____ Extrait

Le noir c'est stylé.

Le but d'une bêta-lecture ne doit jamais être de "corriger" votre texte, mais de "l'améliorer", et de vous aider à comprendre vos erreurs. Vous en apprendrez beaucoup sur vous-même, et vous comprendrez ce qu'on attend de vous, ce que vous savez le mieux faire.

Soyez humble quand on vous reproche une faute d'orthographe ou de grammaire, et n'hésitez pas à vérifier si vous avez un doute. Si c'est une tournure de phrase qui ne plaît pas, réfléchissez au meilleur moyen d'exprimer ce qui doit rester VOTRE idée. Si on vous propose un angle narratif différent ou des précisions dans ce paragraphe, ne les acceptez que si elles vous paraissent compatible avec votre écriture.

C'est là que commence à se forger le fameux "style" de l'auteur dont tout le monde vous parle. Tout ce que vous serez capable de justifier sur un plan narratif ou syntaxique représente votre plume, vous définit en tant qu'auteur. Au fil de vos écrits, vous allez développer votre propre musique, vos propres "recettes de cuisine". C'est l'un des aspects les plus passionnants de l'écriture. La routine ne peut jamais vraiment exister pour un auteur qui s'investit dans ce qu'il produit, il sera toujours en train de cogiter sur une façon de séduire ou surprendre son lecteur. Son style mûrira, et chaque texte qu'il signera prendra la valeur de l'unique.  Je me répète, chaque auteur est pluri-spécialisé, et si un jour vous devenez un écrivain reconnu, votre lecteur n'attendra pas vraiment de vous une histoire originale ou une narration hors du commun : il saura ce qu'il aime dans vos livres, et il le recherchera dans chacune de vos oeuvres. La vérité, c'est que votre style est une drogue dure pour votre lecteur. Voilà pourquoi les pseudonymes existent : ils permettent à l'auteur de varier les plaisirs sans décevoir son lectorat.
Dans le prochain article, nous parlerons de la "chouffe" et du "grisbi de l'auteur"...

Viendra enfin le jour où vous serez capable de présenter un texte dont vous serez prêt à assumer la moindre qualité et les plus grands défauts. Ce jour-là, vous serez peut-être prêt pour vous lancer dans le grand bain et tenter l'édition.

Pour conclure cet article, un petit mot sur le plagiat :

Ils sont partout, ils vous surveillent...

Beaucoup de jeunes auteurs sont convaincus de posséder une idée tellement unique qu'ils redoutent de la soumettre au circuit éditorial. Ils s'isolent chez eux, cachent leur manuscrit, perdent des cheveux et se mettent à grogner "mon préééciiiieuuuux" quand un autre auteur approche. Après ce que je viens de vous expliquer, vous comprendrez sans doute pourquoi cette inquiétude est sans objet : ce que beaucoup d'auteurs de fiction refusent de comprendre, c'est que le plus souvent, ce n'est pas tant l'idée supportée par un livre qui le fait vendre, que la façon de la raconter (sauf dans le rayon philosophie ou politique par exemple). Les éditeurs le savent, et s'ils trouvent un auteur capable de charmer 80% de ses lecteurs en leur balançant une romance bateau, ils le préfèreront à quelqu'un qui possède une histoire géniale mais gâchée par une écriture déplorable ou pas assez mûre. De nos jours, les idées vraiment originales sont rares et pas toujours exploitables. Rien ne vous empêche de tenter le coup, mais souvenez-vous qu'un texte de fiction simple, cohérent et bien écrit sera plus souvent choisi qu'un texte trop complexe et pas maîtrisé. L'originalité réside plus dans votre plume que dans votre tête.

Dans le prochain article, nous aborderons vos premiers pas dans le monde éditorial. Vous verrez, c'est marrant.  






3 commentaires:

  1. Merci. Si vous le permettez, je vais m'en servir lors des atelier d'écriture que j'essaie modestement d'animer.

________

Actions demandées —
a – Recopiez le passage de l'article qui commence à « Viendra enfin le » et se termine à « et tenter l'édition. ».
b – Reprenez sous forme de liste le paragraphe de l'article qui commence par « Soyez humble quand on vous reproche », en gardant ses points principaux.
Vous n'aurez pas besoin des enregistrements.

____ Entrées affichées

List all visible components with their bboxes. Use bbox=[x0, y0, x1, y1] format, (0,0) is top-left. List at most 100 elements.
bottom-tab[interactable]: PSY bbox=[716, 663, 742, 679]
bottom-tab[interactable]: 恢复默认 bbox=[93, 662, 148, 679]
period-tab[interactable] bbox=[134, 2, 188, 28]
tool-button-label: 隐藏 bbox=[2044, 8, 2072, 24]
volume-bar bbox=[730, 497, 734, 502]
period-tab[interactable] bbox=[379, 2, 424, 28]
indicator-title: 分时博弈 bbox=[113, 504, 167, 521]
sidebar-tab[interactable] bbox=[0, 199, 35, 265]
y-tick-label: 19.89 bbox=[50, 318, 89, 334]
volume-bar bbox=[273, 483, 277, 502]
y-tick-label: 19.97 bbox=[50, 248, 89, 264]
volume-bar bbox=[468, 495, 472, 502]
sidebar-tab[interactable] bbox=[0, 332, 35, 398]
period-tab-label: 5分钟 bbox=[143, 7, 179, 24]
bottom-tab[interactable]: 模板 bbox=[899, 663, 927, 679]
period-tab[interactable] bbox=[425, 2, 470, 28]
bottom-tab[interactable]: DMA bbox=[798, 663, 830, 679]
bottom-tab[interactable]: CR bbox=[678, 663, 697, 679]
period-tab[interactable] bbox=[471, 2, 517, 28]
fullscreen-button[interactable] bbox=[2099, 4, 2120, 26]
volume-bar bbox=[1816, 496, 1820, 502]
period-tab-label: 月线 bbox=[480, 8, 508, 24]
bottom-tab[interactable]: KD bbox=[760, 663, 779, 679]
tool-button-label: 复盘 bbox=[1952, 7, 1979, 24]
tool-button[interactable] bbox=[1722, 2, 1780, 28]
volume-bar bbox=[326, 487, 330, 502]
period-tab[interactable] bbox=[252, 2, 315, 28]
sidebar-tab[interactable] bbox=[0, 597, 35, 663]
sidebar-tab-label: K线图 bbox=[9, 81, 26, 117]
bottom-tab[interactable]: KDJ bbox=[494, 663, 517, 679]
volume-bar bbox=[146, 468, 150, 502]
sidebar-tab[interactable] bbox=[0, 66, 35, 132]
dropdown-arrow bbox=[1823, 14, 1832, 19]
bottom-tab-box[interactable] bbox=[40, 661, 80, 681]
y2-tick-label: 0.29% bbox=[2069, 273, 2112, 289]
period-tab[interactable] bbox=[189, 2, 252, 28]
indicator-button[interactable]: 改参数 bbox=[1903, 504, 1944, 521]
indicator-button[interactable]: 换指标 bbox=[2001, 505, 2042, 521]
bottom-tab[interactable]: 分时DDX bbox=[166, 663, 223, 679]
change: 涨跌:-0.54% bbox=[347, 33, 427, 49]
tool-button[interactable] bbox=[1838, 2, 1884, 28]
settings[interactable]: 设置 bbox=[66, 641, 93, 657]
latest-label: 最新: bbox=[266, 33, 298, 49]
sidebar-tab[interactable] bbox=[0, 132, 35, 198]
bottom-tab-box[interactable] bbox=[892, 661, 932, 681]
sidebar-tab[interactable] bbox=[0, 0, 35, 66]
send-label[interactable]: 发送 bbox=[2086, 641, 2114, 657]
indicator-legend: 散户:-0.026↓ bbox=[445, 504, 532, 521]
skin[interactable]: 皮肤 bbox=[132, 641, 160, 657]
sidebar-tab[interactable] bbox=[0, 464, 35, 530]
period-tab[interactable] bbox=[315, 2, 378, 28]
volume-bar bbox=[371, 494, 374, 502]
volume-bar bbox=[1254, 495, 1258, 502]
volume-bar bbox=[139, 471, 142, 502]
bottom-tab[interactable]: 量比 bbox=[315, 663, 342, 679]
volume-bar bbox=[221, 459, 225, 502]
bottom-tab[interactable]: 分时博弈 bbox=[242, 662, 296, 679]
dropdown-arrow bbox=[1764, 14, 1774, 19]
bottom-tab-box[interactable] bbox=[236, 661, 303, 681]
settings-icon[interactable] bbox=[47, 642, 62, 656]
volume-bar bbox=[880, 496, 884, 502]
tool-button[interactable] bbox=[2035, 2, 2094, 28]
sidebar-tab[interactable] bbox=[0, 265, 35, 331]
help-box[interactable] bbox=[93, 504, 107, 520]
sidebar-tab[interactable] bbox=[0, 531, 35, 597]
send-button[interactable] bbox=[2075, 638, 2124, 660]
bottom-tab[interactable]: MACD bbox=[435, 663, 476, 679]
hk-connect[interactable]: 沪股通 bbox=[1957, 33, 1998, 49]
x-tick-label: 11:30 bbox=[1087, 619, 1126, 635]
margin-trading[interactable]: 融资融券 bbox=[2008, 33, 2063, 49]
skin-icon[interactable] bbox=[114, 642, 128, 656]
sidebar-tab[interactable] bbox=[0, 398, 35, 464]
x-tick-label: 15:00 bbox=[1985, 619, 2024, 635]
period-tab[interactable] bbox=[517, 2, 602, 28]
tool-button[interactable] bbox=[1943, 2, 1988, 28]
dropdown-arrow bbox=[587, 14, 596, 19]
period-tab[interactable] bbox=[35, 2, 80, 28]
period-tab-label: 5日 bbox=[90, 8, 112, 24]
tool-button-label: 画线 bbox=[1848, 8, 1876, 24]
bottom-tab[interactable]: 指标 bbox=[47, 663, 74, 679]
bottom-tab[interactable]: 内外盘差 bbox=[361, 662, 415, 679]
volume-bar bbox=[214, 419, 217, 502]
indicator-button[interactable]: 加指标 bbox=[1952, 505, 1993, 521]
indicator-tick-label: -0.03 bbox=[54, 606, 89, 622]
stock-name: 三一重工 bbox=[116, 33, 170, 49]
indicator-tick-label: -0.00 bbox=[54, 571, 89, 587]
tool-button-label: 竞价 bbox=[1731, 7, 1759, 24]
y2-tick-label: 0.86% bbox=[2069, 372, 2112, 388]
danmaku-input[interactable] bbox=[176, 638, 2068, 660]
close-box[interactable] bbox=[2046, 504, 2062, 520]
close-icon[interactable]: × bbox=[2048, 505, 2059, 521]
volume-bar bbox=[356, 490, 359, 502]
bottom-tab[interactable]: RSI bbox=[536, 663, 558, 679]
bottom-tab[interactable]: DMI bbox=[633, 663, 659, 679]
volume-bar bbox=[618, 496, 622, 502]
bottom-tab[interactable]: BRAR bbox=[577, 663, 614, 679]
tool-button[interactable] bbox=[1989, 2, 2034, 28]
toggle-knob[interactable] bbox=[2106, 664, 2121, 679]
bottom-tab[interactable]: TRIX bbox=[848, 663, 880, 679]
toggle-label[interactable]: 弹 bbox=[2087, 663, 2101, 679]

________

Réponses attendues —
a –
Viendra enfin le jour où vous serez capable de présenter un texte dont vous serez prêt à assumer la moindre qualité et les plus grands défauts. Ce jour-là, vous serez peut-être prêt pour vous lancer dans le grand bain et tenter l'édition.

b –
- Accepter avec humilité les remarques sur l'orthographe ou la grammaire, et vérifier en cas de doute.
- Si une tournure de phrase ne plaît pas, chercher la meilleure façon d'exprimer ce qui doit rester sa propre idée.
- N'accepter un angle narratif différent ou des précisions que s'ils semblent compatibles avec sa propre écriture.